## [WRITTEN PROBLEM 1]
Reproduce the listing unchanged, from its first line down to the line containing "point-hanlon — [362, 297, 373, 308]", including both of those lines.

## [PASSAGE SHOWN]
---------------
Having reviewed Plaintiffs' amended complaint and memorandum in opposition, I agree with Blue Diamond that Plaintiffs have abandoned their breach-of-implied-contract claim. Plaintiffs have not provided anything beyond a cursory assertion that the sale of Blue Diamond's Smokehouse® almonds created an implied contract, and they have not provided any citations to legal authority to support their assertion. Moreover, Plaintiffs have not provided any response to Blue Diamond's argument that a claim based on the implied duty of good faith and fair dealing requires the existence of a contract, and no contract existed between the parties. Because Plaintiffs have not offered a substantive response to Blue Diamond's argument, which is well taken, I find that they have abandoned their breach-of-implied-contract claim. See Huskey v. Colgate-Palmolive Co., 486 F.Supp.3d 1339, 1349-50 (E.D. Mo. 2020) (dismissing breach-of-implied-contract claim because plaintiff failed to respond to the same argument raised in this case). Blue Diamond's motion will therefore be granted as to Count II.

C. Unjust Enrichment Under Missouri Law (Count III)
---------------
## [WRITTEN PROBLEM 2]
Write what comes next in the court opinion on the claims over Blue Diamond's almonds, picking up after its last line.

## [DATA TO USE]
---------------
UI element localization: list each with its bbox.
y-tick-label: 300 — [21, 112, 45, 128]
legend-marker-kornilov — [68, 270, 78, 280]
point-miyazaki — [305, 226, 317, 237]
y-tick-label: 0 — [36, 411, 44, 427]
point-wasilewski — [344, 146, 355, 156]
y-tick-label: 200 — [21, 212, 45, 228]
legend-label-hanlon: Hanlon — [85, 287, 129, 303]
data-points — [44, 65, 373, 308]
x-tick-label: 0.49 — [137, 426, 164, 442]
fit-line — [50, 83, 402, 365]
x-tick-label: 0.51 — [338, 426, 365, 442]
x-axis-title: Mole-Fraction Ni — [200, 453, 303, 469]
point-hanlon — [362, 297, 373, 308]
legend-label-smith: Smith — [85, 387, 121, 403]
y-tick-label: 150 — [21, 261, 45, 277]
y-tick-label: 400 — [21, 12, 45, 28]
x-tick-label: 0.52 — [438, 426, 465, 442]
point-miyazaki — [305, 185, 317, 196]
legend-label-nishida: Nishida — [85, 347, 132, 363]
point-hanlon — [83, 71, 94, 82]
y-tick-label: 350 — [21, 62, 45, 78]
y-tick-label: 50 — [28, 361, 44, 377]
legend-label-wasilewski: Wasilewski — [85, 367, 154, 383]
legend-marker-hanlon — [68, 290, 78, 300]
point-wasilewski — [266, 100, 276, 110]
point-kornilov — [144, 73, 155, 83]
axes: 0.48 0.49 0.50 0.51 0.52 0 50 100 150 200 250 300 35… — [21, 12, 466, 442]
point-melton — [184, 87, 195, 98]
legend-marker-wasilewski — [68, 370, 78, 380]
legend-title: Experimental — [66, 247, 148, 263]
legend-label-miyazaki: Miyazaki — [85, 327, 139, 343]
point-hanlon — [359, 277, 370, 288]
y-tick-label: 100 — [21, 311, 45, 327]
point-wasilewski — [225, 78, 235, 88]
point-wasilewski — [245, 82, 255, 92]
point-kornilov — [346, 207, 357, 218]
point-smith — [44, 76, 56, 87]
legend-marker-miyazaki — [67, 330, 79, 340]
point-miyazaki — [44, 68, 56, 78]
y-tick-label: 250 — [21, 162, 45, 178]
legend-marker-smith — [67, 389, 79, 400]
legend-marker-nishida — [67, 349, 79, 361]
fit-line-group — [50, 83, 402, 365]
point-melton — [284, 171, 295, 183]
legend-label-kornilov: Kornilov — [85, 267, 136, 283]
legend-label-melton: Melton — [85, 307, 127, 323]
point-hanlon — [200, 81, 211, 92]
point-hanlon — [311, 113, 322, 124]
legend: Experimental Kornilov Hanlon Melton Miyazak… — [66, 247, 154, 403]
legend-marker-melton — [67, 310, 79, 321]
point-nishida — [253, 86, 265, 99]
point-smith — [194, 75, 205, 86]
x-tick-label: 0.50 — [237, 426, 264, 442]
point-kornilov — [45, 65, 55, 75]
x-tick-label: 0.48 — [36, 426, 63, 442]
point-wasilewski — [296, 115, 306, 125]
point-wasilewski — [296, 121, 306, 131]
---------------
## [EXERCISE ANSWER 1]
UI element localization: list each with its bbox.
y-tick-label: 300 — [21, 112, 45, 128]
legend-marker-kornilov — [68, 270, 78, 280]
point-miyazaki — [305, 226, 317, 237]
y-tick-label: 0 — [36, 411, 44, 427]
point-wasilewski — [344, 146, 355, 156]
y-tick-label: 200 — [21, 212, 45, 228]
legend-label-hanlon: Hanlon — [85, 287, 129, 303]
data-points — [44, 65, 373, 308]
x-tick-label: 0.49 — [137, 426, 164, 442]
fit-line — [50, 83, 402, 365]
x-tick-label: 0.51 — [338, 426, 365, 442]
x-axis-title: Mole-Fraction Ni — [200, 453, 303, 469]
point-hanlon — [362, 297, 373, 308]

## [EXERCISE ANSWER 2]
In Count III, Plaintiffs allege that they conferred substantial benefits on Blue Diamond by purchasing its Smokehouse® almonds and that Blue Diamond accepted and enjoyed those benefits. (Doc. 32 at ¶¶ 112-13). Plaintiffs allege that Blue Diamond knew or should have known, however, that their payments were rendered with the expectation that its Smokehouse® almonds would be as represented. (Id. at ¶ 114). Plaintiffs allege that Blue Diamond wrongfully received profits from their payments through deliberate misrepresentations or omissions in connection with the advertising, promotion, and sale of its Smokehouse® almonds. (Id. at ¶ 115). Plaintiffs allege that it would be inequitable under the circumstances to allow Blue Diamond to retain the benefits of their payments. (Id. at ¶ 114).

Blue Diamond argues that Plaintiffs' unjust-enrichment claim should be dismissed for two reasons. First, Blue Diamond argues that Plaintiffs' unjust-enrichment claim should be dismissed because it is based on the same alleged misconduct as their MMPA claim and, under Missouri law, an unjust-enrichment claim that is derivative of other claims must be dismissed if the other claims fail. Second, Blue Diamond argues that Plaintiffs' unjust-enrichment claim should be dismissed because Plaintiffs have not adequately alleged that it unjustly retained any benefit from them because its Smokehouse® almonds were fit for human consumption and appear to have been consumed without incident.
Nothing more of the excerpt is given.